WRITTEN EXERCISE: Lift out each line of the data that holds "text".

**** DATASET ****

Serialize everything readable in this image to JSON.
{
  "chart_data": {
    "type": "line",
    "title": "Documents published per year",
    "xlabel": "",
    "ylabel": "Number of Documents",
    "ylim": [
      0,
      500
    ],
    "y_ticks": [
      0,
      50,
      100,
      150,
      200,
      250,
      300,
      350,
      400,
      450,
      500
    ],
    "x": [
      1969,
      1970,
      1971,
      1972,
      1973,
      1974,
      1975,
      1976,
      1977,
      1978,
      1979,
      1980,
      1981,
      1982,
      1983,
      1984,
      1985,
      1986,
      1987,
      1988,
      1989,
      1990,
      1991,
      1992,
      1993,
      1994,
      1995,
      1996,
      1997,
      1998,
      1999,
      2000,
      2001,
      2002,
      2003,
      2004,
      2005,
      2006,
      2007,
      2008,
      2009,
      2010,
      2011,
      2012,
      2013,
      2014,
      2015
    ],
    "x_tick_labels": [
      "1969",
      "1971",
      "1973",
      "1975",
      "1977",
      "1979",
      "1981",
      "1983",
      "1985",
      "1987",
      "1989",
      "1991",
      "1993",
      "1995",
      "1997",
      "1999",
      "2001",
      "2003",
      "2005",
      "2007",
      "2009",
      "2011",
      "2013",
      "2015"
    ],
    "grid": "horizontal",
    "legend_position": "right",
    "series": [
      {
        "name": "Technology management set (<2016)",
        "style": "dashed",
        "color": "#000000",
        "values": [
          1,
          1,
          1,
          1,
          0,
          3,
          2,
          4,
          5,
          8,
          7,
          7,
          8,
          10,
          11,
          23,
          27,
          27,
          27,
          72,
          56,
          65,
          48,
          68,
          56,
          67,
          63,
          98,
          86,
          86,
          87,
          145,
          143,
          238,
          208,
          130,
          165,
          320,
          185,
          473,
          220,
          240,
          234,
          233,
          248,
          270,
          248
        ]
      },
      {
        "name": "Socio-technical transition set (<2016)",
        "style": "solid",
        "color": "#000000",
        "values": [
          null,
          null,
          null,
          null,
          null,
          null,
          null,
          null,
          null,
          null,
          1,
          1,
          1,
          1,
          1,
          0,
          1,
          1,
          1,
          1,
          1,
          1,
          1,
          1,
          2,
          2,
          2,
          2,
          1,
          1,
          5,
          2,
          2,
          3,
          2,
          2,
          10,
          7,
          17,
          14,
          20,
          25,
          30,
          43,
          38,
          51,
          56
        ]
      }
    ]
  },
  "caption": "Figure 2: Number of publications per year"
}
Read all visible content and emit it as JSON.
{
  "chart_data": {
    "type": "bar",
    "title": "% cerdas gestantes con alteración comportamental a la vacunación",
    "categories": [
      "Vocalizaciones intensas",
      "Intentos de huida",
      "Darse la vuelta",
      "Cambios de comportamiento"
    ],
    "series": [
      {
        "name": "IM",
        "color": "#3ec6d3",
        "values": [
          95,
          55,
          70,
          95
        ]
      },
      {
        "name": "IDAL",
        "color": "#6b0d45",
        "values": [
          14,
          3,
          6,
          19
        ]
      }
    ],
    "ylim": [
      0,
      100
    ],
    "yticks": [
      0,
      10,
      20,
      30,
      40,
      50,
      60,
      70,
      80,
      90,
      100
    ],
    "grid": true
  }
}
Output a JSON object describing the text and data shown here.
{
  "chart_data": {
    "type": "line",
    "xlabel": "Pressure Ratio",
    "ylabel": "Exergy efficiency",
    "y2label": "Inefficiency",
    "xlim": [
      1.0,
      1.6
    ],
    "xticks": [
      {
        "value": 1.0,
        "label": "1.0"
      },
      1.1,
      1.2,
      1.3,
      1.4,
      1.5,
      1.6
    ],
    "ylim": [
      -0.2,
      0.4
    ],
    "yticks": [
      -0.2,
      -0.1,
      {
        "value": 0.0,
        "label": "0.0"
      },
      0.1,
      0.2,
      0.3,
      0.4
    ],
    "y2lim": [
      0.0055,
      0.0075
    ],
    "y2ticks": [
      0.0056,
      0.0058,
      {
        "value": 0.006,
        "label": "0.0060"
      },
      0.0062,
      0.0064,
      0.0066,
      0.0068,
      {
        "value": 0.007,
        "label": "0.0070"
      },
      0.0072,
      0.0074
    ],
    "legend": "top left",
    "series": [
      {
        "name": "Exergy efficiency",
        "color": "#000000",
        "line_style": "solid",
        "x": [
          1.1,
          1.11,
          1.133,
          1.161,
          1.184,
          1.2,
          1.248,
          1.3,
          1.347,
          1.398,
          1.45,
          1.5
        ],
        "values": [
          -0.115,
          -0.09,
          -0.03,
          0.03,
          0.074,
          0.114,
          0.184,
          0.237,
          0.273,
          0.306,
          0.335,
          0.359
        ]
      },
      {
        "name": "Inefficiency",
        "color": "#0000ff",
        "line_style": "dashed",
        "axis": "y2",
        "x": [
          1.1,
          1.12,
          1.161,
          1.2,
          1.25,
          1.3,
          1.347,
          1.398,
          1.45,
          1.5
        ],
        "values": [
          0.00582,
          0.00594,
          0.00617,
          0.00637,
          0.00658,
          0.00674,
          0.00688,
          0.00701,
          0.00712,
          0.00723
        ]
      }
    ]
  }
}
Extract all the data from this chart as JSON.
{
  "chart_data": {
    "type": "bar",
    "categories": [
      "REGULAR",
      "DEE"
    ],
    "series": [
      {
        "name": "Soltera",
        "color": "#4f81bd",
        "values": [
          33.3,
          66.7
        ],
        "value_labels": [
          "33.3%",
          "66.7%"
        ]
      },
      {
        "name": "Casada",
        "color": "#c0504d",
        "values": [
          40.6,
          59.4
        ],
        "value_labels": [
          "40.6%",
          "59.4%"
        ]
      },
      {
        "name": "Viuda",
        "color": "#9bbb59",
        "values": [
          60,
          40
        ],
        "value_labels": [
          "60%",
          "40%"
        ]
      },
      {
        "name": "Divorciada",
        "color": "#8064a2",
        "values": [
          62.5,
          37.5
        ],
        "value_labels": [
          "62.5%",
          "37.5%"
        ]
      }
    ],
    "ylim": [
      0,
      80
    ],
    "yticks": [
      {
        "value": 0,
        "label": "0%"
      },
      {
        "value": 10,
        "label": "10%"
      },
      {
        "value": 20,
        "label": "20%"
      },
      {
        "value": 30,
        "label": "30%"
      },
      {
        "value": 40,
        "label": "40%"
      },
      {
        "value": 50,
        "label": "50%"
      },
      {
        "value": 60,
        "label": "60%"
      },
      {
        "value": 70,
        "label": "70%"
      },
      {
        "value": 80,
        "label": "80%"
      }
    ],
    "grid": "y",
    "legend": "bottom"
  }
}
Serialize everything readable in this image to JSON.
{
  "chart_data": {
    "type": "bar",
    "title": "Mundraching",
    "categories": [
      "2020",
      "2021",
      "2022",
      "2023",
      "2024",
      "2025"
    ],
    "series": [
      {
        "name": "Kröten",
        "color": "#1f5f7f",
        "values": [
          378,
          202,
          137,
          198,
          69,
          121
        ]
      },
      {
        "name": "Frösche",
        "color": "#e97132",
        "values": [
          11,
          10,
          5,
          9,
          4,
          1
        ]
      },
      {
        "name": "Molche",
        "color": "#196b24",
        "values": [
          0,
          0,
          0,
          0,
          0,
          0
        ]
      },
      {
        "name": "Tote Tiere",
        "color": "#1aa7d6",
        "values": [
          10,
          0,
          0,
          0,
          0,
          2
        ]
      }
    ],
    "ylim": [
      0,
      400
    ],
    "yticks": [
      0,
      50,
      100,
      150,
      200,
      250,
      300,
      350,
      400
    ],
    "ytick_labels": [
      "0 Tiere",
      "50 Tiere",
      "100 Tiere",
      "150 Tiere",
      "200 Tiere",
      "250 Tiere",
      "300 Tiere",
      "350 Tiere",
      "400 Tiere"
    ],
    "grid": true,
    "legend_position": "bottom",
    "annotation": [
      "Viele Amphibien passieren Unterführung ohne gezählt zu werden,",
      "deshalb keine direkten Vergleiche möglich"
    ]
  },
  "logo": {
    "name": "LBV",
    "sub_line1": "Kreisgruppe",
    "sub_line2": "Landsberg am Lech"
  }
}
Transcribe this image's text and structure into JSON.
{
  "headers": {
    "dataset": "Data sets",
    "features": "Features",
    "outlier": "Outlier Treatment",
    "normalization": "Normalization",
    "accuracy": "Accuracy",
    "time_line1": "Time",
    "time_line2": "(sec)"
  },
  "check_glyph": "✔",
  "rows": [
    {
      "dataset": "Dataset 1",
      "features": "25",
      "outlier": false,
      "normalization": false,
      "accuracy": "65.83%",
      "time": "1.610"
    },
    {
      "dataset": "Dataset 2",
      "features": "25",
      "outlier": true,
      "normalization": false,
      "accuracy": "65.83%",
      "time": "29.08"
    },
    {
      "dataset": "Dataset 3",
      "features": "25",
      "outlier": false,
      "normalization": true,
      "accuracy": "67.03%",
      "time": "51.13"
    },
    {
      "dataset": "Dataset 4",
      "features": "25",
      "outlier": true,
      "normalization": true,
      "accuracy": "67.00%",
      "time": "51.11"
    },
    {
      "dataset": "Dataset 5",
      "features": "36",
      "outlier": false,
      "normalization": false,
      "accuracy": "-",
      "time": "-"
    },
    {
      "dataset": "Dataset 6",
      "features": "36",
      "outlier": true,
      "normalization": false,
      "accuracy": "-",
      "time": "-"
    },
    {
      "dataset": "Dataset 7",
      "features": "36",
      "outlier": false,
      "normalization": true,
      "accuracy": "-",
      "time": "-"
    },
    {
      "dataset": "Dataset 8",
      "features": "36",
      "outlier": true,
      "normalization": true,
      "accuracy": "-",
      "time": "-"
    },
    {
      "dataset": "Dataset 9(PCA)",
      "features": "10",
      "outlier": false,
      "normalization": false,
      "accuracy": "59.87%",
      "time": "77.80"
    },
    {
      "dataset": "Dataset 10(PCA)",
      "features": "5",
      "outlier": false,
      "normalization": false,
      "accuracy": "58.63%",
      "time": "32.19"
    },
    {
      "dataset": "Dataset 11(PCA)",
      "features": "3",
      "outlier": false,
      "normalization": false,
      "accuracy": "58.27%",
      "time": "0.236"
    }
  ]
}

****

ANSWER TO THIS TASK:
Output a JSON object describing the text and data shown here.
Transcribe this image's text and structure into JSON.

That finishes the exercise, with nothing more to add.